━━━━━ 課題文 ━━━━━

生計維持者である配偶者が代わりに保険料を納める形になるため、保険料を負担することなく年金制度の恩恵を受けられます。

配偶者の健康保険で医療費が3割負担となる

国民年金の場合と同様に、健康保険に加入している配偶者の扶養範囲内であれば、配偶者の勤務先の保険に加入できます。

健康保険料を納付することなく、3割負担で医療を受けられるので、医療機関に通う頻度が高い人は、扶養範囲内で働くメリットが大きいでしょう。保険証は扶養者である配偶者の勤務先が加入している保険組合から発行されます。

世帯全体の手取りが増えない

扶養範囲内に収入を抑えることで税負担は軽くなりますが、世帯全体の手取りはなかなか増えません。また収入を調整するため、働く時間を制限する必要が出てくる可能性もあり、働き口が制限される場合もあります。

収入を増やせるのであれば、配偶者の扶養に入らず収入を増やした方が、税金や保険料の負担を差し引いても世帯全体の手取り額は大きくなるでしょう。

収入を伸ばした分で蓄えを増やし、厚生年金の保険料をしっかり納めておけば、老後への備えも充実するでしょう。

パートが直面する年収の壁

電卓を操作する手元

(出典) pixta.jp

税制上および社会保険上の扶養内で収入を調整するには、「年収の壁」について理解しておく必要があります。年収の壁とは、配偶者の扶養から外れて、税金や保険料の納付義務が発生する基準を指し、具体的には以下が挙げられます。

100万円の壁

扶養内で働くパートの年収が100万円(自治体によっては93万円)以下ならば、住民税は課税されません。住民税は、条件に該当する人がその地域に住んでいる限り、必ず納める必要があるものです。

年間5,000円程度かかる住民税の均等割に関しては、住んでいる市区町村によっては課税される可能性はあるものの、個人の所得に応じた住民税である所得割は、年収100万円を超えなければ納付義務は生じません。

パートから得られる収入が100万円を少し超える程度ならば、あえて100万円以内に収める方が、住民税の課税対象にならないため、家計にとって有効でしょう。

参考:地方税制度(個人住民税)|総務省

103万円の壁

年収が103万円以下ならば、所得税は課税されません。給与所得控除額55万円と基礎控除額48万円を足し合わせると控除分が103万円となり、課税所得額が0円になるためです。

また、扶養内で働くパートの主婦・主夫が年収103万円以下ならば、生計維持者である配偶者が所得控除(配偶者控除)を受けられます。所得から38万円を差し引けるので、課税所得額が控除分だけ少なくなり、所得税の節税になるのです。

参考:配偶者控除|国税庁

106万円の壁

勤め先の規模や勤務時間などの条件に該当する場合、年収106万円以上になると、パートやアルバイトでも自ら社会保険に加入しなければいけません。社会保険への加入が必須となる条件は、次の通りです。

  • 勤め先の被保険者が101人以上(2024年10月からは51人以上)

━━━━━

取り組む課題:
1 > 年収の壁についての文章のうち、「生計維持者である配偶者が代わ」から「が制限される場合もあります。」までをそのまま書き写してください。
2 > 年収の壁についての文章によると、年収103万円以下なら所得税がかからないのはなぜですか。1〜3文で説明してください。
3 > 年収の壁についての文章を、最後の行の後から書き継いでください。

━━━━━ データ内容 ━━━━━

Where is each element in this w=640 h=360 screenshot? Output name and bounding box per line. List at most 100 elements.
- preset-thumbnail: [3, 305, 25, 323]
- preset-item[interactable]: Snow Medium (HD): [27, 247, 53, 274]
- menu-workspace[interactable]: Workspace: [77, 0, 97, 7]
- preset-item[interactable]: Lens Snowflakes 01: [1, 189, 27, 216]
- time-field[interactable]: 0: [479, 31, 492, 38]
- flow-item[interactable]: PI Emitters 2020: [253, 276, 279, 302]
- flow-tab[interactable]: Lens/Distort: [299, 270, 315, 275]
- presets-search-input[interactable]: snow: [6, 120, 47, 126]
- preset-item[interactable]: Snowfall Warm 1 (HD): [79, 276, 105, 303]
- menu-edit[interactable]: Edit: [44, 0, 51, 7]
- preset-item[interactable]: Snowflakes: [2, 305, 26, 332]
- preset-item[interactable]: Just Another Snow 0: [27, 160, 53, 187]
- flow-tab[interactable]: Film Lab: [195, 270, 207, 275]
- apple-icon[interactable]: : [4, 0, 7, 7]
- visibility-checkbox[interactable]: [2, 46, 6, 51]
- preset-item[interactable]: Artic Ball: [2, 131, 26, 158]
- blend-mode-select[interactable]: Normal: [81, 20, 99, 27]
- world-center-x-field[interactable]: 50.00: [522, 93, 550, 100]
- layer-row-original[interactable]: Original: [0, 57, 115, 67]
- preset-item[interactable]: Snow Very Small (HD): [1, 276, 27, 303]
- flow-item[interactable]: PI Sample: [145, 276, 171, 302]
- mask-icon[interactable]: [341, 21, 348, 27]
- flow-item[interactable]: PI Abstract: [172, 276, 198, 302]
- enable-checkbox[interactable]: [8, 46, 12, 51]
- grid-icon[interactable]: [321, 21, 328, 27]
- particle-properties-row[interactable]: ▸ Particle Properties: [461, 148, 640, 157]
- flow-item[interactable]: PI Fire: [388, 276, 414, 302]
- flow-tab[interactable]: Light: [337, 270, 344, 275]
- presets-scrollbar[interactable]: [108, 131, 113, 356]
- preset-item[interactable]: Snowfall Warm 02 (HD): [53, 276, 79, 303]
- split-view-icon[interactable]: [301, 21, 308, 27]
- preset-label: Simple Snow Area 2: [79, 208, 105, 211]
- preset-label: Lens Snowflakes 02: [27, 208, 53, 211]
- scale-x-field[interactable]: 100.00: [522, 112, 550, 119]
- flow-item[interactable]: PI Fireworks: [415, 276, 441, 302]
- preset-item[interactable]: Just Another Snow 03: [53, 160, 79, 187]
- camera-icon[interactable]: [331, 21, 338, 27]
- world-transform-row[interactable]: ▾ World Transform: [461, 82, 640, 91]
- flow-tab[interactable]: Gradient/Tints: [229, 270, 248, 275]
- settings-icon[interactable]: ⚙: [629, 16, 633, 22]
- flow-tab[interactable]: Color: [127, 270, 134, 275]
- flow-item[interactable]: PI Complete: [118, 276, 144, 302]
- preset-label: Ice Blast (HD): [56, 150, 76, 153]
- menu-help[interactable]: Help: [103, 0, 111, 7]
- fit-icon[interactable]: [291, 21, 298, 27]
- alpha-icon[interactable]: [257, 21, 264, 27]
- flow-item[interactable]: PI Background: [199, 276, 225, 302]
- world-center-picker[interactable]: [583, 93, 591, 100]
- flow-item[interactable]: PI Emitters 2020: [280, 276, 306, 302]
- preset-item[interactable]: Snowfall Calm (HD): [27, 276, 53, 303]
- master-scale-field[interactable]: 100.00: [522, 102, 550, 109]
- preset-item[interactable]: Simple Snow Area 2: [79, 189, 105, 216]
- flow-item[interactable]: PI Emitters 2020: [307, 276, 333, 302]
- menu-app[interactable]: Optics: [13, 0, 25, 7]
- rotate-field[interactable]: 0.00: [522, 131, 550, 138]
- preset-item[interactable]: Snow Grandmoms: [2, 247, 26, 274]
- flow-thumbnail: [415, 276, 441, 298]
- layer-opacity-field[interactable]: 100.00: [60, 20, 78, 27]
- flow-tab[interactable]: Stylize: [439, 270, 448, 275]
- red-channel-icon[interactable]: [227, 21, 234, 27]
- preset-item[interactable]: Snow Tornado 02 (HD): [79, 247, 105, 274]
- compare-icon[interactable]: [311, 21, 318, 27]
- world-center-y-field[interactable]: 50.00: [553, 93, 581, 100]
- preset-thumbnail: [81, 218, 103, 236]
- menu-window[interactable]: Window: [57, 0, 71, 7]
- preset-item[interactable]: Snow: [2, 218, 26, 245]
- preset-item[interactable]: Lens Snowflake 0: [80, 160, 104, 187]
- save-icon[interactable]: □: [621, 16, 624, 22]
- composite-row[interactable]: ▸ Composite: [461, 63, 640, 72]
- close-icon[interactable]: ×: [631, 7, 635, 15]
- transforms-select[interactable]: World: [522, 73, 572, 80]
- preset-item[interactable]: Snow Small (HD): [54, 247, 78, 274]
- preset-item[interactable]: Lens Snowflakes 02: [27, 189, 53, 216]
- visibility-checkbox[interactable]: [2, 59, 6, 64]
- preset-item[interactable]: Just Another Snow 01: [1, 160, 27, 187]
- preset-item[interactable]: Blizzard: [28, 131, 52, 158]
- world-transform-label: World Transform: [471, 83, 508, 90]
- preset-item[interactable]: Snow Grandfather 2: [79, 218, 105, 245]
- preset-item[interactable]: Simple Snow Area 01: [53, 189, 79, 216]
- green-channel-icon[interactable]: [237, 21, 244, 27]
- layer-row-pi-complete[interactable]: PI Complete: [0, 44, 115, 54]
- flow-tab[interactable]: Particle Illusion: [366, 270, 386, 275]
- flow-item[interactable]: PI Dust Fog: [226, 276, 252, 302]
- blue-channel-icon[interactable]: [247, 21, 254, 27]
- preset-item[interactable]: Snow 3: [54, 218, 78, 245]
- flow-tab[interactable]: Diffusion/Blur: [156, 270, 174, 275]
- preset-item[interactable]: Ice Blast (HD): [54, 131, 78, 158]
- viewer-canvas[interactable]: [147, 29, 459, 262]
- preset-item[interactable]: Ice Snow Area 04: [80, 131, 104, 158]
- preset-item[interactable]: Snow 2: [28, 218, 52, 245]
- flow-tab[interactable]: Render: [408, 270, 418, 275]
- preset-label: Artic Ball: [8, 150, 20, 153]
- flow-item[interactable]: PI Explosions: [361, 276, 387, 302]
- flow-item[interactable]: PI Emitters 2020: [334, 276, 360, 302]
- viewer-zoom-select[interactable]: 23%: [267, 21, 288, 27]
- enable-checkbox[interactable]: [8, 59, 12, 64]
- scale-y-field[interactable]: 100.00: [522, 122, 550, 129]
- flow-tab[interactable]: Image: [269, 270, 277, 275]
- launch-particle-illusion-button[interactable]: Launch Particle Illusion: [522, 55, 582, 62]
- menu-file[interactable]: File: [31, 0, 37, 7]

━━━━━

解答:
1 >
生計維持者である配偶者が代わりに保険料を納める形になるため、保険料を負担することなく年金制度の恩恵を受けられます。

配偶者の健康保険で医療費が3割負担となる

国民年金の場合と同様に、健康保険に加入している配偶者の扶養範囲内であれば、配偶者の勤務先の保険に加入できます。

健康保険料を納付することなく、3割負担で医療を受けられるので、医療機関に通う頻度が高い人は、扶養範囲内で働くメリットが大きいでしょう。保険証は扶養者である配偶者の勤務先が加入している保険組合から発行されます。

世帯全体の手取りが増えない

扶養範囲内に収入を抑えることで税負担は軽くなりますが、世帯全体の手取りはなかなか増えません。また収入を調整するため、働く時間を制限する必要が出てくる可能性もあり、働き口が制限される場合もあります。

2 > 給与所得控除額55万円と基礎控除額48万円を足すと、控除分が103万円になります。そのため年収103万円以下なら課税所得額が0円になり、所得税は課税されません。

3 >
  • 週に20時間以上の所定労働時間
  • 月額賃金が8万8,000円以上
  • 2カ月以上継続して雇用の見込みであること
  • 学生ではないこと

月額賃金が8万8,000円以上という条件があるので、年収に換算して約106万円以上が条件となります。これらを満たすと配偶者の扶養外です。

130万円の壁

収入が年間130万円以上になると、どのような条件で働いていたとしても、パートやアルバイトで働いている人自身が社会保険に加入しなければいけません。この基準を超えると、配偶者の扶養から外れることになります。

収入の壁について議論される際、130万円の壁についてよく言及されるのは、130万円以上になると無条件で配偶者の扶養から外れ、保険料の納付義務が発生するからです。

勤め先での勤務日数や労働時間などにより、勤め先の社会保険に加入するか、自ら国民健康保険と国民年金に加入する必要が出てきます。加入する保険に従って保険料を収める必要があり、国民年金あるいは厚生年金の保険料、健康保険料の支払いも発生します。

150万円の壁

年収が150万円を超えた時点から、扶養から外れるだけでなく、配偶者特別控除額が段階的に減少します。最高控除額は38万円ですが、151万円の場合は36万円となり、156万円の場合は31万円と減っていく仕組みです。

年収が約201万円になると、配偶者特別控除はゼロになります。つまり、生計維持者である配偶者の所得から控除できる分がなくなるので、税負担が重くなるのです。

201万円の壁

厳密には201万6,000円の壁で、上記の配偶者特別控除がゼロになり、扶養に関する税金の控除が一切受けられなくなる基準です。しかし税金の控除は受けられなくても、パートやアルバイトとして収入を増やしていけば、世帯全体の手取り収入は増えていきます。

たとえ税金や保険料の負担が増えたとしても、それ以上に手元にお金が残るようになるので、年収201万円を超えて大きく稼げるならば、年収の壁を気にせず収入を伸ばすとよいでしょう。

将来に備えて蓄えをしておけば、年金だけに頼らず、余裕のある生活を送る助けになるはずです。

働き損をしないためのポイントは?

家計をつける

(出典) pixta.jp

配偶者の扶養の範囲内で働くことを前提とした場合、働き損にならないためのポイントは何なのでしょうか?扶養から外れるつもりがないならば、税金や保険料の負担により、手取りが減ってしまう事態にならないように注意しなければいけません。

扶養内でいくらまで収入を得るべきか考える

上記の年収の壁を意識して、扶養内でいくらまで収入を上げれば損にならないか、考えてみましょう。社会保険の扶養内で収めるための上限は月8万8,000円で、税制上の扶養内でいるための上限は月16万7,500円未満です。

これらの上限を超えると税金や保険料の負担が発生するので、上限を少し超えた程度の収入では、負担分を差し引くと手取りが減ってしまう可能性があります。

パートやアルバイトの収入がいくらになるか確認した上で、働き損にならない金額に調整できないか検討しましょう。

ただし前述の通り、年収を大きく上げられる可能性があるならば、年収の壁を意識せず稼いだ方がよい可能性があります。税金や保険料の負担を加味しても手取りが大きくなるため、大きく稼げるならば、扶養の範囲内に収める必要はないでしょう。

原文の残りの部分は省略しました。